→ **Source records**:

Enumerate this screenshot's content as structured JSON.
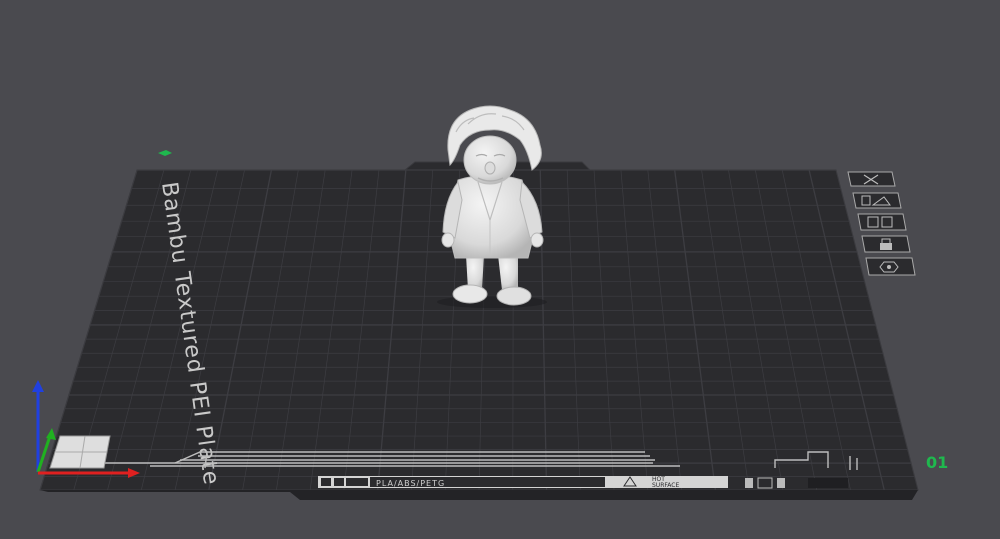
{
  "plate": {
    "name": "Bambu Textured PEI Plate",
    "filament_label": "PLA/ABS/PETG",
    "hot_surface_line1": "HOT",
    "hot_surface_line2": "SURFACE",
    "plate_number": "01"
  },
  "toolbar": {
    "icons": [
      "close-icon",
      "auto-orient-icon",
      "arrange-icon",
      "lock-icon",
      "plate-settings-icon"
    ]
  },
  "colors": {
    "background": "#4a4a4f",
    "plate": "#2b2b2e",
    "grid": "#3d3d42",
    "plate_number": "#1fb84e",
    "axis_x": "#e02020",
    "axis_y": "#20b020",
    "axis_z": "#2040e0",
    "model": "#e6e6e6"
  }
}
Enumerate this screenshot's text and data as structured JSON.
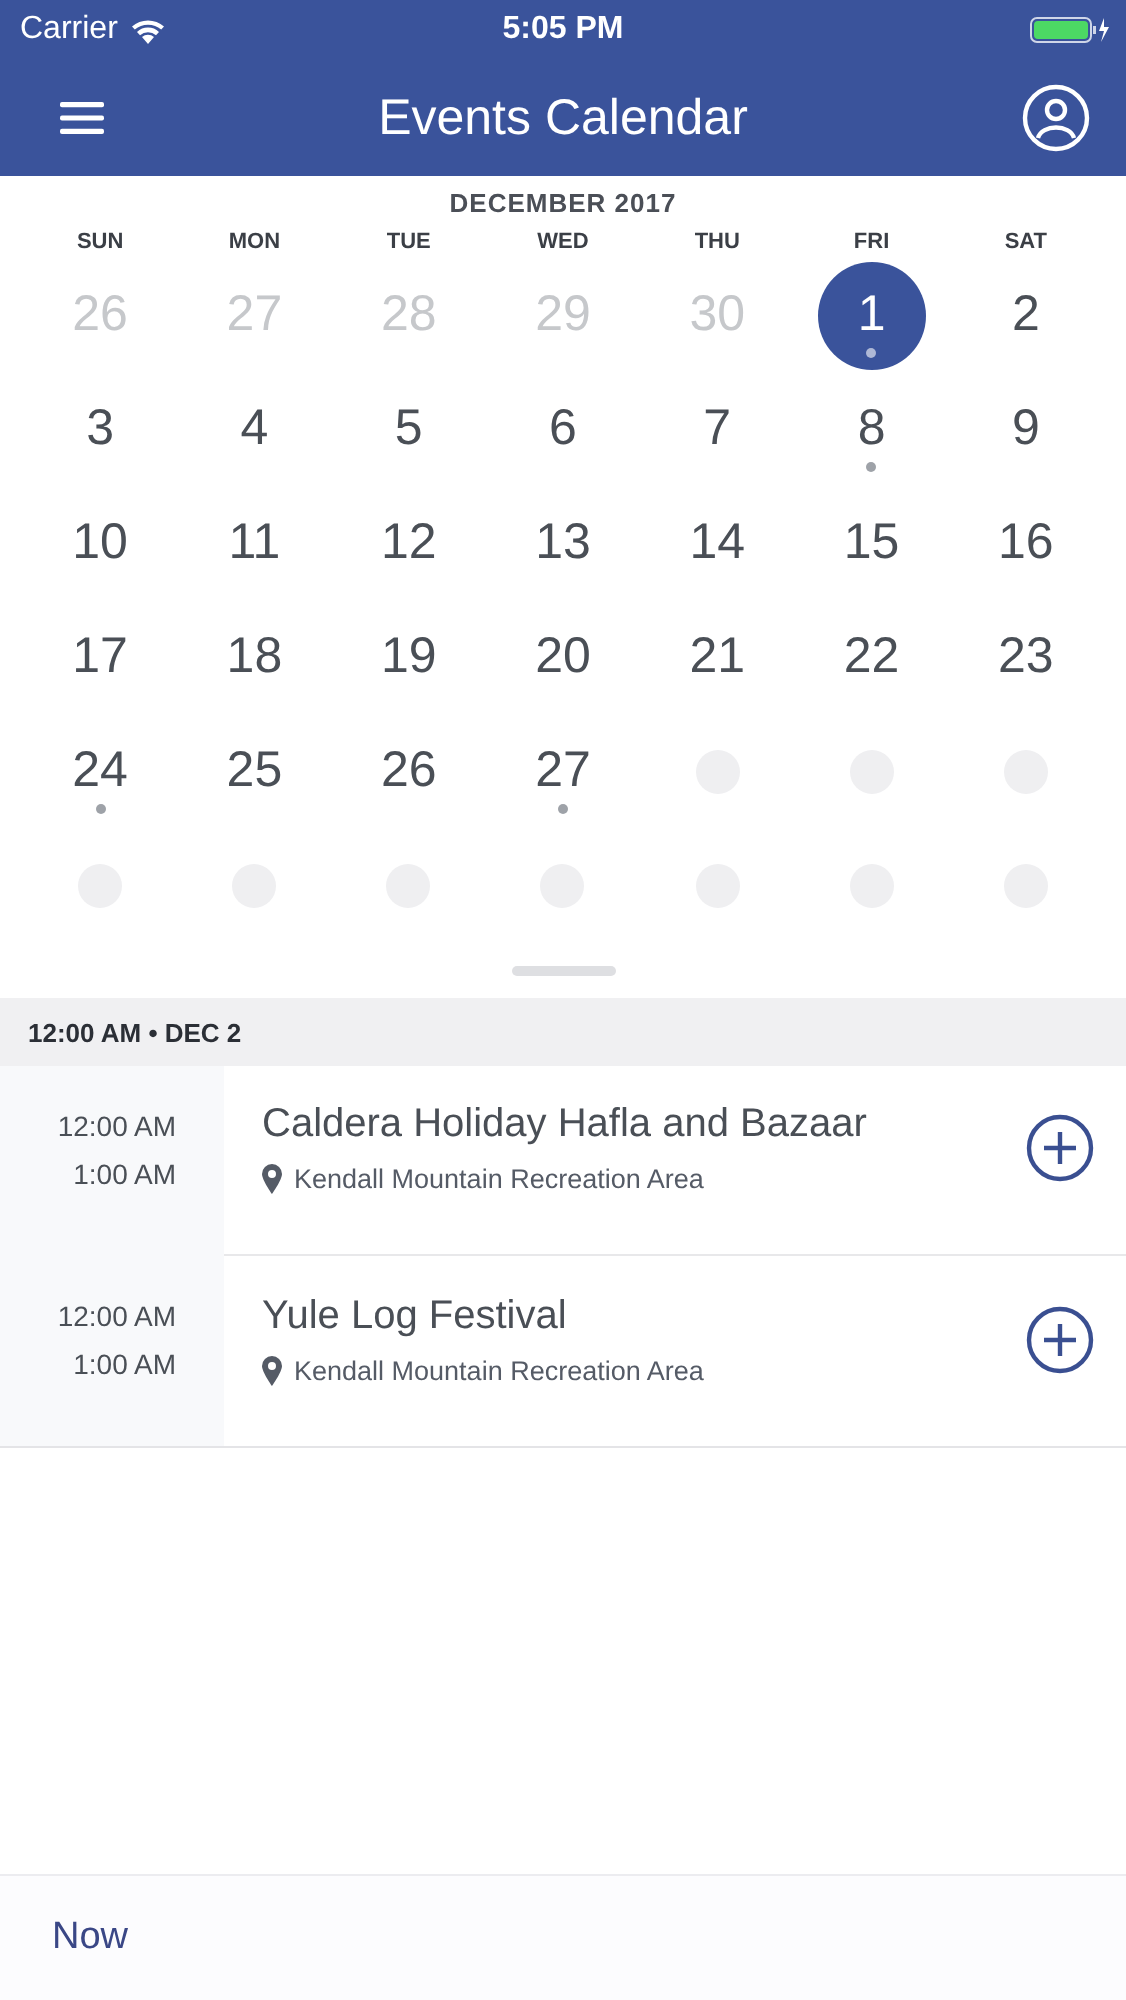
{
  "status_bar": {
    "carrier": "Carrier",
    "time": "5:05 PM"
  },
  "header": {
    "title": "Events Calendar"
  },
  "calendar": {
    "month": "DECEMBER 2017",
    "weekdays": [
      "SUN",
      "MON",
      "TUE",
      "WED",
      "THU",
      "FRI",
      "SAT"
    ],
    "days": [
      {
        "kind": "day",
        "text": "26",
        "outside": true,
        "selected": false,
        "has_event": false
      },
      {
        "kind": "day",
        "text": "27",
        "outside": true,
        "selected": false,
        "has_event": false
      },
      {
        "kind": "day",
        "text": "28",
        "outside": true,
        "selected": false,
        "has_event": false
      },
      {
        "kind": "day",
        "text": "29",
        "outside": true,
        "selected": false,
        "has_event": false
      },
      {
        "kind": "day",
        "text": "30",
        "outside": true,
        "selected": false,
        "has_event": false
      },
      {
        "kind": "day",
        "text": "1",
        "outside": false,
        "selected": true,
        "has_event": true
      },
      {
        "kind": "day",
        "text": "2",
        "outside": false,
        "selected": false,
        "has_event": false
      },
      {
        "kind": "day",
        "text": "3",
        "outside": false,
        "selected": false,
        "has_event": false
      },
      {
        "kind": "day",
        "text": "4",
        "outside": false,
        "selected": false,
        "has_event": false
      },
      {
        "kind": "day",
        "text": "5",
        "outside": false,
        "selected": false,
        "has_event": false
      },
      {
        "kind": "day",
        "text": "6",
        "outside": false,
        "selected": false,
        "has_event": false
      },
      {
        "kind": "day",
        "text": "7",
        "outside": false,
        "selected": false,
        "has_event": false
      },
      {
        "kind": "day",
        "text": "8",
        "outside": false,
        "selected": false,
        "has_event": true
      },
      {
        "kind": "day",
        "text": "9",
        "outside": false,
        "selected": false,
        "has_event": false
      },
      {
        "kind": "day",
        "text": "10",
        "outside": false,
        "selected": false,
        "has_event": false
      },
      {
        "kind": "day",
        "text": "11",
        "outside": false,
        "selected": false,
        "has_event": false
      },
      {
        "kind": "day",
        "text": "12",
        "outside": false,
        "selected": false,
        "has_event": false
      },
      {
        "kind": "day",
        "text": "13",
        "outside": false,
        "selected": false,
        "has_event": false
      },
      {
        "kind": "day",
        "text": "14",
        "outside": false,
        "selected": false,
        "has_event": false
      },
      {
        "kind": "day",
        "text": "15",
        "outside": false,
        "selected": false,
        "has_event": false
      },
      {
        "kind": "day",
        "text": "16",
        "outside": false,
        "selected": false,
        "has_event": false
      },
      {
        "kind": "day",
        "text": "17",
        "outside": false,
        "selected": false,
        "has_event": false
      },
      {
        "kind": "day",
        "text": "18",
        "outside": false,
        "selected": false,
        "has_event": false
      },
      {
        "kind": "day",
        "text": "19",
        "outside": false,
        "selected": false,
        "has_event": false
      },
      {
        "kind": "day",
        "text": "20",
        "outside": false,
        "selected": false,
        "has_event": false
      },
      {
        "kind": "day",
        "text": "21",
        "outside": false,
        "selected": false,
        "has_event": false
      },
      {
        "kind": "day",
        "text": "22",
        "outside": false,
        "selected": false,
        "has_event": false
      },
      {
        "kind": "day",
        "text": "23",
        "outside": false,
        "selected": false,
        "has_event": false
      },
      {
        "kind": "day",
        "text": "24",
        "outside": false,
        "selected": false,
        "has_event": true
      },
      {
        "kind": "day",
        "text": "25",
        "outside": false,
        "selected": false,
        "has_event": false
      },
      {
        "kind": "day",
        "text": "26",
        "outside": false,
        "selected": false,
        "has_event": false
      },
      {
        "kind": "day",
        "text": "27",
        "outside": false,
        "selected": false,
        "has_event": true
      },
      {
        "kind": "blank"
      },
      {
        "kind": "blank"
      },
      {
        "kind": "blank"
      },
      {
        "kind": "blank"
      },
      {
        "kind": "blank"
      },
      {
        "kind": "blank"
      },
      {
        "kind": "blank"
      },
      {
        "kind": "blank"
      },
      {
        "kind": "blank"
      },
      {
        "kind": "blank"
      }
    ]
  },
  "section_header": "12:00 AM • DEC 2",
  "events": [
    {
      "start": "12:00 AM",
      "end": "1:00 AM",
      "title": "Caldera Holiday Hafla and Bazaar",
      "location": "Kendall Mountain Recreation Area"
    },
    {
      "start": "12:00 AM",
      "end": "1:00 AM",
      "title": "Yule Log Festival",
      "location": "Kendall Mountain Recreation Area"
    }
  ],
  "footer": {
    "now_button": "Now"
  }
}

→ **Work instructions**: Take the records above and transcribe them exactly, dropping every picture.

→ **Right answer**:
Enumerate this screenshot's content as structured JSON.
{
  "plate": {
    "name": "Bambu Textured PEI Plate",
    "filament_label": "PLA/ABS/PETG",
    "hot_surface_line1": "HOT",
    "hot_surface_line2": "SURFACE",
    "plate_number": "01"
  },
  "toolbar": {
    "icons": [
      "close-icon",
      "auto-orient-icon",
      "arrange-icon",
      "lock-icon",
      "plate-settings-icon"
    ]
  },
  "colors": {
    "background": "#4a4a4f",
    "plate": "#2b2b2e",
    "grid": "#3d3d42",
    "plate_number": "#1fb84e",
    "axis_x": "#e02020",
    "axis_y": "#20b020",
    "axis_z": "#2040e0",
    "model": "#e6e6e6"
  }
}
Enumerate this screenshot's text and data as structured JSON.
{
  "status_bar": {
    "carrier": "Carrier",
    "time": "5:05 PM"
  },
  "header": {
    "title": "Events Calendar"
  },
  "calendar": {
    "month": "DECEMBER 2017",
    "weekdays": [
      "SUN",
      "MON",
      "TUE",
      "WED",
      "THU",
      "FRI",
      "SAT"
    ],
    "days": [
      {
        "kind": "day",
        "text": "26",
        "outside": true,
        "selected": false,
        "has_event": false
      },
      {
        "kind": "day",
        "text": "27",
        "outside": true,
        "selected": false,
        "has_event": false
      },
      {
        "kind": "day",
        "text": "28",
        "outside": true,
        "selected": false,
        "has_event": false
      },
      {
        "kind": "day",
        "text": "29",
        "outside": true,
        "selected": false,
        "has_event": false
      },
      {
        "kind": "day",
        "text": "30",
        "outside": true,
        "selected": false,
        "has_event": false
      },
      {
        "kind": "day",
        "text": "1",
        "outside": false,
        "selected": true,
        "has_event": true
      },
      {
        "kind": "day",
        "text": "2",
        "outside": false,
        "selected": false,
        "has_event": false
      },
      {
        "kind": "day",
        "text": "3",
        "outside": false,
        "selected": false,
        "has_event": false
      },
      {
        "kind": "day",
        "text": "4",
        "outside": false,
        "selected": false,
        "has_event": false
      },
      {
        "kind": "day",
        "text": "5",
        "outside": false,
        "selected": false,
        "has_event": false
      },
      {
        "kind": "day",
        "text": "6",
        "outside": false,
        "selected": false,
        "has_event": false
      },
      {
        "kind": "day",
        "text": "7",
        "outside": false,
        "selected": false,
        "has_event": false
      },
      {
        "kind": "day",
        "text": "8",
        "outside": false,
        "selected": false,
        "has_event": true
      },
      {
        "kind": "day",
        "text": "9",
        "outside": false,
        "selected": false,
        "has_event": false
      },
      {
        "kind": "day",
        "text": "10",
        "outside": false,
        "selected": false,
        "has_event": false
      },
      {
        "kind": "day",
        "text": "11",
        "outside": false,
        "selected": false,
        "has_event": false
      },
      {
        "kind": "day",
        "text": "12",
        "outside": false,
        "selected": false,
        "has_event": false
      },
      {
        "kind": "day",
        "text": "13",
        "outside": false,
        "selected": false,
        "has_event": false
      },
      {
        "kind": "day",
        "text": "14",
        "outside": false,
        "selected": false,
        "has_event": false
      },
      {
        "kind": "day",
        "text": "15",
        "outside": false,
        "selected": false,
        "has_event": false
      },
      {
        "kind": "day",
        "text": "16",
        "outside": false,
        "selected": false,
        "has_event": false
      },
      {
        "kind": "day",
        "text": "17",
        "outside": false,
        "selected": false,
        "has_event": false
      },
      {
        "kind": "day",
        "text": "18",
        "outside": false,
        "selected": false,
        "has_event": false
      },
      {
        "kind": "day",
        "text": "19",
        "outside": false,
        "selected": false,
        "has_event": false
      },
      {
        "kind": "day",
        "text": "20",
        "outside": false,
        "selected": false,
        "has_event": false
      },
      {
        "kind": "day",
        "text": "21",
        "outside": false,
        "selected": false,
        "has_event": false
      },
      {
        "kind": "day",
        "text": "22",
        "outside": false,
        "selected": false,
        "has_event": false
      },
      {
        "kind": "day",
        "text": "23",
        "outside": false,
        "selected": false,
        "has_event": false
      },
      {
        "kind": "day",
        "text": "24",
        "outside": false,
        "selected": false,
        "has_event": true
      },
      {
        "kind": "day",
        "text": "25",
        "outside": false,
        "selected": false,
        "has_event": false
      },
      {
        "kind": "day",
        "text": "26",
        "outside": false,
        "selected": false,
        "has_event": false
      },
      {
        "kind": "day",
        "text": "27",
        "outside": false,
        "selected": false,
        "has_event": true
      },
      {
        "kind": "blank"
      },
      {
        "kind": "blank"
      },
      {
        "kind": "blank"
      },
      {
        "kind": "blank"
      },
      {
        "kind": "blank"
      },
      {
        "kind": "blank"
      },
      {
        "kind": "blank"
      },
      {
        "kind": "blank"
      },
      {
        "kind": "blank"
      },
      {
        "kind": "blank"
      }
    ]
  },
  "section_header": "12:00 AM • DEC 2",
  "events": [
    {
      "start": "12:00 AM",
      "end": "1:00 AM",
      "title": "Caldera Holiday Hafla and Bazaar",
      "location": "Kendall Mountain Recreation Area"
    },
    {
      "start": "12:00 AM",
      "end": "1:00 AM",
      "title": "Yule Log Festival",
      "location": "Kendall Mountain Recreation Area"
    }
  ],
  "footer": {
    "now_button": "Now"
  }
}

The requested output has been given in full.